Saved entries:
+++

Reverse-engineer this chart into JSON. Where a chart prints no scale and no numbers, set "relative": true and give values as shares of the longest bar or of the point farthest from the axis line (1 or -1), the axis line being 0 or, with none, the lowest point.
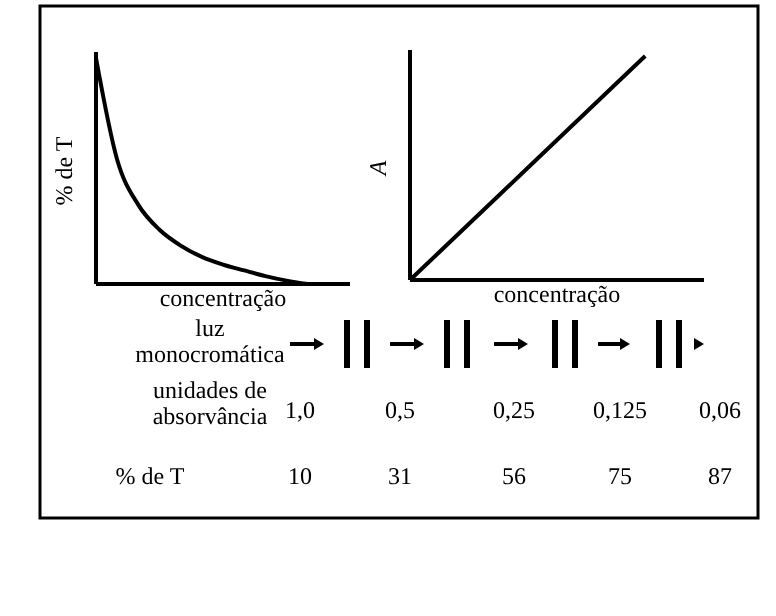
{
  "chart_data": [
    {
      "type": "line",
      "relative": true,
      "xlabel": "concentração",
      "ylabel": "% de T",
      "categories": [
        null,
        null,
        null,
        null,
        null,
        null,
        null,
        null,
        null,
        null,
        null,
        null,
        null
      ],
      "series": [
        {
          "color": "#000000",
          "values": [
            1,
            0.55,
            0.35,
            0.24,
            0.17,
            0.12,
            0.086,
            0.06,
            0.035,
            0.015,
            0,
            null,
            null
          ]
        }
      ]
    },
    {
      "type": "line",
      "relative": true,
      "xlabel": "concentração",
      "ylabel": "A",
      "categories": [
        null,
        null,
        null,
        null,
        null,
        null
      ],
      "series": [
        {
          "color": "#000000",
          "values": [
            0,
            0.25,
            0.5,
            0.75,
            1,
            null
          ]
        }
      ]
    },
    {
      "type": "other",
      "annotations": [
        "luz monocromática",
        "unidades de absorvância",
        "1,0",
        "0,5",
        "0,25",
        "0,125",
        "0,06",
        "% de T",
        "10",
        "31",
        "56",
        "75",
        "87"
      ]
    }
  ]
}
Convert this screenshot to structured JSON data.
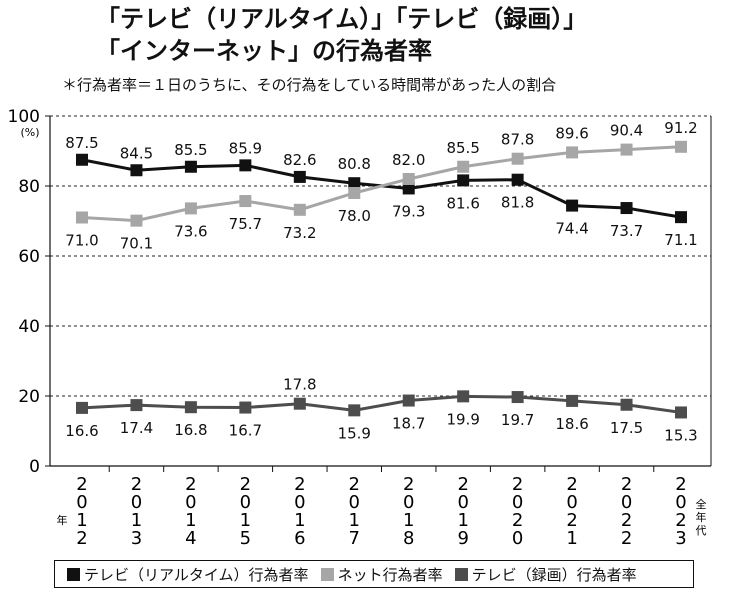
{
  "header": {
    "title_line1": "「テレビ（リアルタイム）」「テレビ（録画）」",
    "title_line2": "「インターネット」の行為者率",
    "note": "＊行為者率＝１日のうちに、その行為をしている時間帯があった人の割合"
  },
  "colors": {
    "realtime": "#111111",
    "net": "#a6a6a6",
    "recorded": "#4d4d4d"
  },
  "chart_data": {
    "type": "line",
    "title": "「テレビ（リアルタイム）」「テレビ（録画）」「インターネット」の行為者率",
    "ylabel": "(%)",
    "xlabel": "",
    "ylim": [
      0,
      100
    ],
    "yticks": [
      0,
      20,
      40,
      60,
      80,
      100
    ],
    "grid": "horizontal dashed",
    "year_marker": "年",
    "last_category_note": "全年代",
    "categories": [
      "2012",
      "2013",
      "2014",
      "2015",
      "2016",
      "2017",
      "2018",
      "2019",
      "2020",
      "2021",
      "2022",
      "2023"
    ],
    "series": [
      {
        "name": "テレビ（リアルタイム）行為者率",
        "key": "realtime",
        "values": [
          87.5,
          84.5,
          85.5,
          85.9,
          82.6,
          80.8,
          79.3,
          81.6,
          81.8,
          74.4,
          73.7,
          71.1
        ]
      },
      {
        "name": "ネット行為者率",
        "key": "net",
        "values": [
          71.0,
          70.1,
          73.6,
          75.7,
          73.2,
          78.0,
          82.0,
          85.5,
          87.8,
          89.6,
          90.4,
          91.2
        ]
      },
      {
        "name": "テレビ（録画）行為者率",
        "key": "recorded",
        "values": [
          16.6,
          17.4,
          16.8,
          16.7,
          17.8,
          15.9,
          18.7,
          19.9,
          19.7,
          18.6,
          17.5,
          15.3
        ]
      }
    ],
    "legend_position": "bottom"
  }
}
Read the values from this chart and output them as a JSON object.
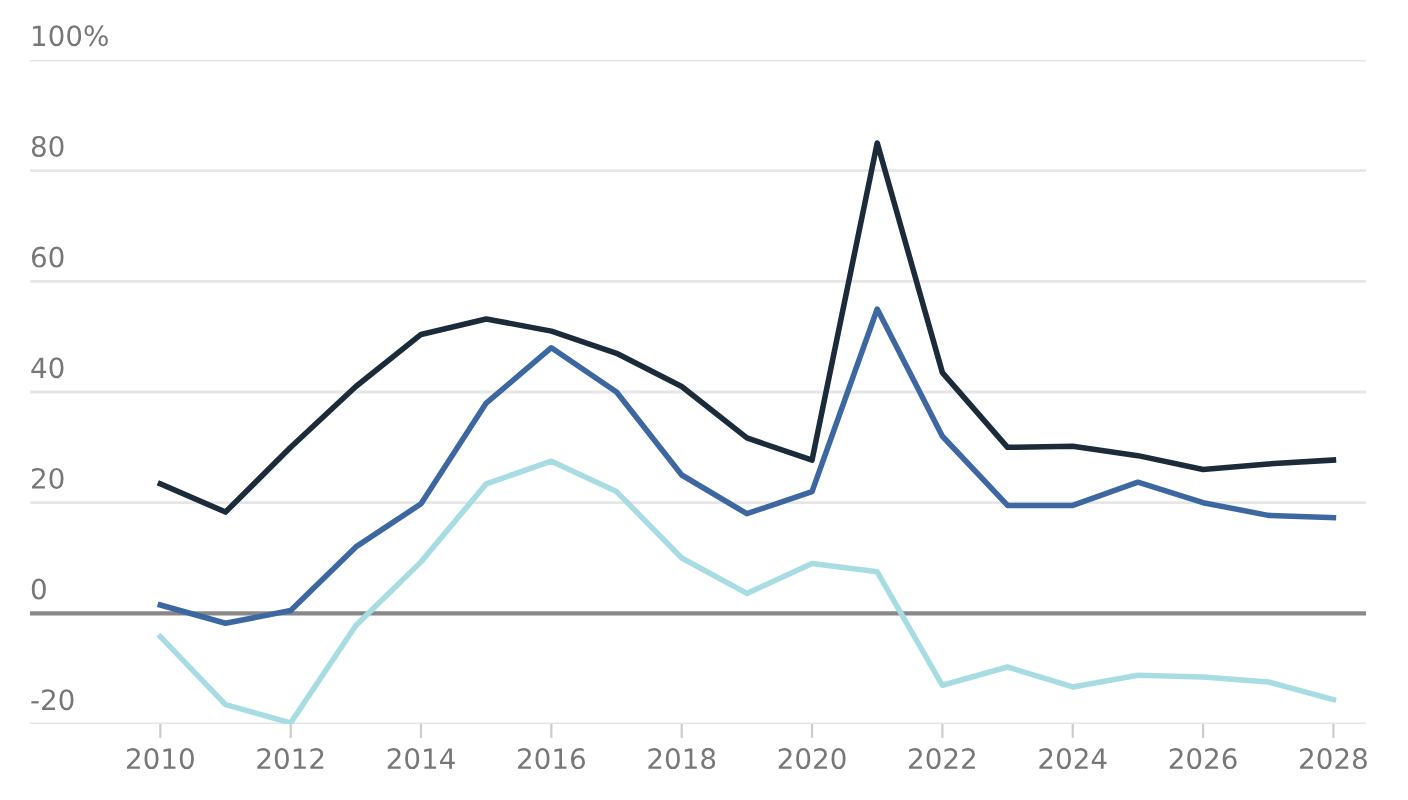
{
  "chart_data": {
    "type": "line",
    "x": [
      2010,
      2011,
      2012,
      2013,
      2014,
      2015,
      2016,
      2017,
      2018,
      2019,
      2020,
      2021,
      2022,
      2023,
      2024,
      2025,
      2026,
      2027,
      2028
    ],
    "series": [
      {
        "color": "#1c2b3a",
        "values": [
          23.4,
          18.3,
          30,
          41,
          50.4,
          53.2,
          51,
          47,
          41,
          31.7,
          27.7,
          85,
          43.5,
          30,
          30.2,
          28.5,
          26,
          27,
          27.7
        ]
      },
      {
        "color": "#3d67a0",
        "values": [
          1.5,
          -1.8,
          0.5,
          12,
          19.8,
          38,
          48,
          40,
          25,
          18,
          22,
          55,
          32,
          19.5,
          19.5,
          23.7,
          20,
          17.7,
          17.3
        ]
      },
      {
        "color": "#a8dce3",
        "values": [
          -4.2,
          -16.5,
          -19.8,
          -2.2,
          9.3,
          23.4,
          27.5,
          22,
          10,
          3.6,
          9,
          7.5,
          -13,
          -9.7,
          -13.3,
          -11.2,
          -11.5,
          -12.4,
          -15.6
        ]
      }
    ],
    "xlim": [
      2008,
      2028.5
    ],
    "xticks": [
      2010,
      2012,
      2014,
      2016,
      2018,
      2020,
      2022,
      2024,
      2026,
      2028
    ],
    "ylim": [
      -20,
      100
    ],
    "yticks": [
      -20,
      0,
      20,
      40,
      60,
      80,
      {
        "value": 100,
        "label": "100%"
      }
    ],
    "ref_lines": [
      {
        "axis": "y",
        "value": 0,
        "color": "#888888"
      }
    ],
    "grid": "y",
    "marker": "none",
    "line_style": "solid"
  }
}
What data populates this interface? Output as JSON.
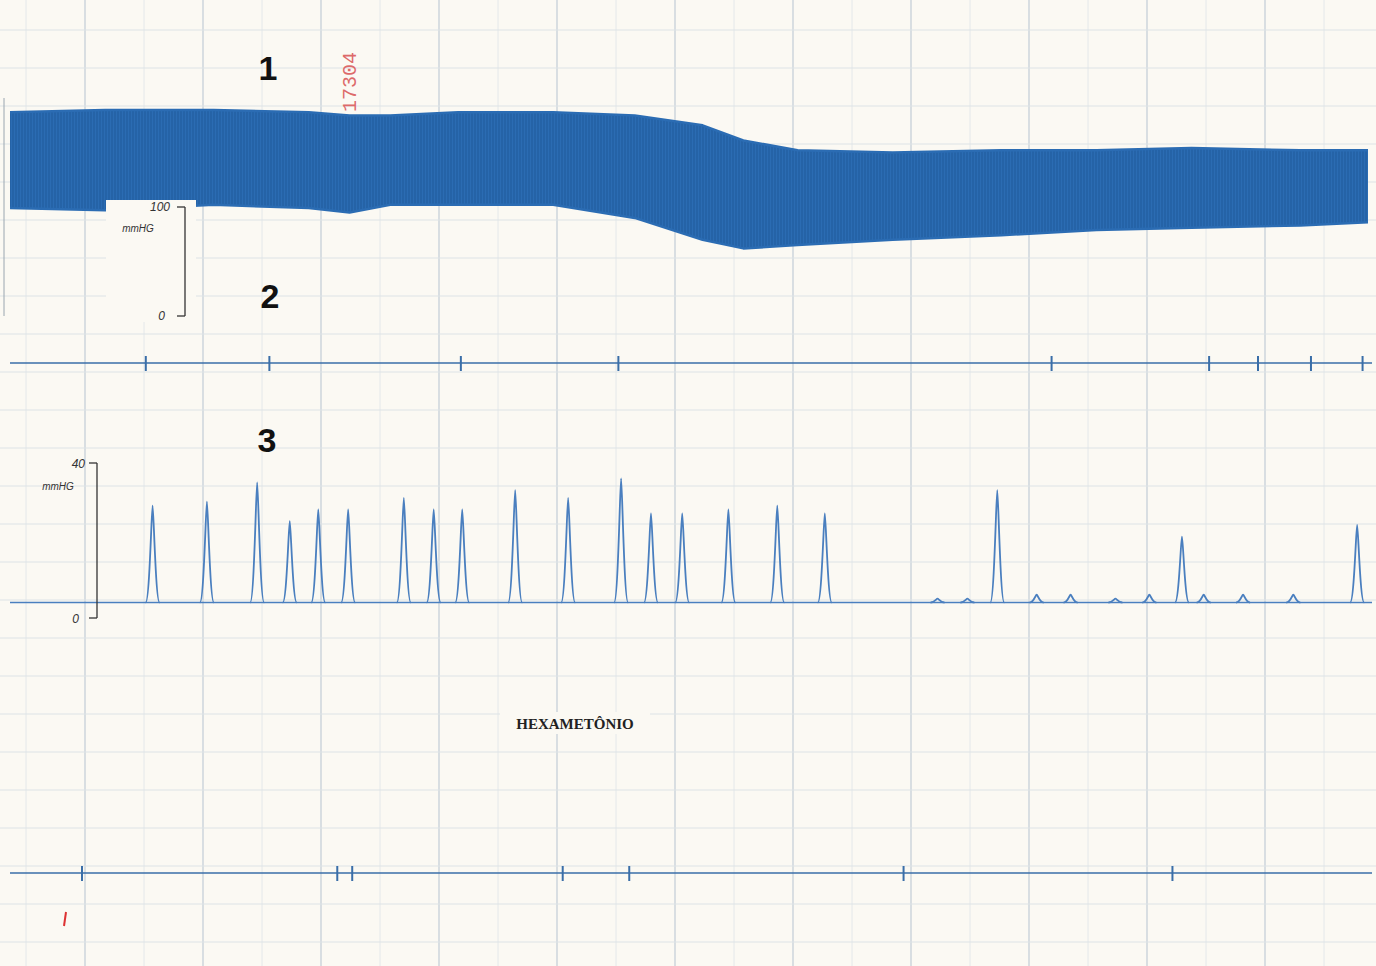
{
  "chart_data": [
    {
      "type": "band",
      "label": "1",
      "stamp": "17304",
      "x": [
        0,
        7,
        15,
        22,
        25,
        28,
        33,
        40,
        46,
        51,
        54,
        58,
        65,
        73,
        80,
        87,
        95,
        100
      ],
      "upper": [
        187,
        189,
        189,
        187,
        184,
        184,
        187,
        187,
        184,
        175,
        161,
        152,
        150,
        152,
        152,
        154,
        152,
        152
      ],
      "lower": [
        99,
        97,
        102,
        99,
        95,
        102,
        102,
        102,
        90,
        70,
        62,
        65,
        70,
        74,
        79,
        81,
        83,
        86
      ],
      "color": "#2b6cb3",
      "xlim": [
        0,
        100
      ],
      "ylim": [
        0,
        200
      ],
      "yticks": [
        0,
        100
      ],
      "ylabel": "mmHG",
      "tick_labels": "y"
    },
    {
      "type": "event",
      "label": "2",
      "x": [
        10,
        19.1,
        33.2,
        44.8,
        76.7,
        88.3,
        91.9,
        95.8,
        99.6
      ],
      "color": "#3a6ea8",
      "xlim": [
        0,
        100
      ],
      "tick_labels": false
    },
    {
      "type": "spikes",
      "label": "3",
      "annotation": "HEXAMETÔNIO",
      "x": [
        10.5,
        14.5,
        18.2,
        20.6,
        22.7,
        24.9,
        29,
        31.2,
        33.3,
        37.2,
        41.1,
        45,
        47.2,
        49.5,
        52.9,
        56.5,
        60,
        68.3,
        70.5,
        72.7,
        75.6,
        78.1,
        81.4,
        83.9,
        86.3,
        87.9,
        90.8,
        94.5,
        99.2
      ],
      "values": [
        29,
        30,
        35,
        25,
        28,
        28,
        31,
        28,
        28,
        33,
        31,
        36,
        27,
        27,
        28,
        29,
        27,
        5,
        5,
        33,
        6,
        6,
        5,
        6,
        21,
        6,
        6,
        6,
        24
      ],
      "baseline": 4,
      "color": "#4a7fbf",
      "xlim": [
        0,
        100
      ],
      "ylim": [
        0,
        40
      ],
      "yticks": [
        0,
        40
      ],
      "ylabel": "mmHG",
      "tick_labels": "y"
    },
    {
      "type": "event",
      "x": [
        5.3,
        24.1,
        25.2,
        40.7,
        45.6,
        65.8,
        85.6
      ],
      "color": "#3a6ea8",
      "xlim": [
        0,
        100
      ],
      "tick_labels": false
    }
  ]
}
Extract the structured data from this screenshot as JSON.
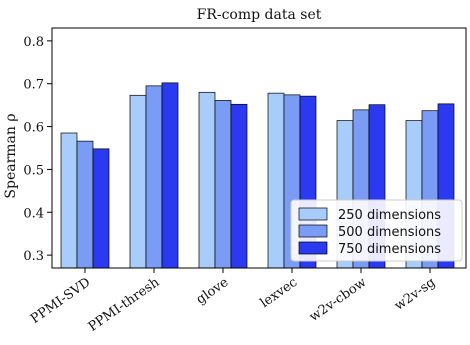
{
  "chart_data": {
    "type": "bar",
    "title": "FR-comp data set",
    "xlabel": "",
    "ylabel": "Spearman ρ",
    "ylim": [
      0.27,
      0.83
    ],
    "yticks": [
      "0.3",
      "0.4",
      "0.5",
      "0.6",
      "0.7",
      "0.8"
    ],
    "categories": [
      "PPMI-SVD",
      "PPMI-thresh",
      "glove",
      "lexvec",
      "w2v-cbow",
      "w2v-sg"
    ],
    "series": [
      {
        "name": "250 dimensions",
        "color": "#a8cdfb",
        "values": [
          0.585,
          0.673,
          0.68,
          0.678,
          0.614,
          0.614
        ]
      },
      {
        "name": "500 dimensions",
        "color": "#7b9cf5",
        "values": [
          0.566,
          0.695,
          0.661,
          0.674,
          0.639,
          0.637
        ]
      },
      {
        "name": "750 dimensions",
        "color": "#2b3af0",
        "values": [
          0.548,
          0.702,
          0.652,
          0.671,
          0.651,
          0.653
        ]
      }
    ],
    "legend_position": "bottom-right",
    "grid": false
  }
}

+++

▶ [Written instruction]
Leave out each picture and extract the lines from the one containing "Extract the structured" through the end of the records above, inclusive, exactly as they stand.

▶ [Answer in full]
Extract the structured data from this screenshot as JSON.
{
  "chart_data": {
    "type": "bar",
    "title": "FR-comp data set",
    "xlabel": "",
    "ylabel": "Spearman ρ",
    "ylim": [
      0.27,
      0.83
    ],
    "yticks": [
      "0.3",
      "0.4",
      "0.5",
      "0.6",
      "0.7",
      "0.8"
    ],
    "categories": [
      "PPMI-SVD",
      "PPMI-thresh",
      "glove",
      "lexvec",
      "w2v-cbow",
      "w2v-sg"
    ],
    "series": [
      {
        "name": "250 dimensions",
        "color": "#a8cdfb",
        "values": [
          0.585,
          0.673,
          0.68,
          0.678,
          0.614,
          0.614
        ]
      },
      {
        "name": "500 dimensions",
        "color": "#7b9cf5",
        "values": [
          0.566,
          0.695,
          0.661,
          0.674,
          0.639,
          0.637
        ]
      },
      {
        "name": "750 dimensions",
        "color": "#2b3af0",
        "values": [
          0.548,
          0.702,
          0.652,
          0.671,
          0.651,
          0.653
        ]
      }
    ],
    "legend_position": "bottom-right",
    "grid": false
  }
}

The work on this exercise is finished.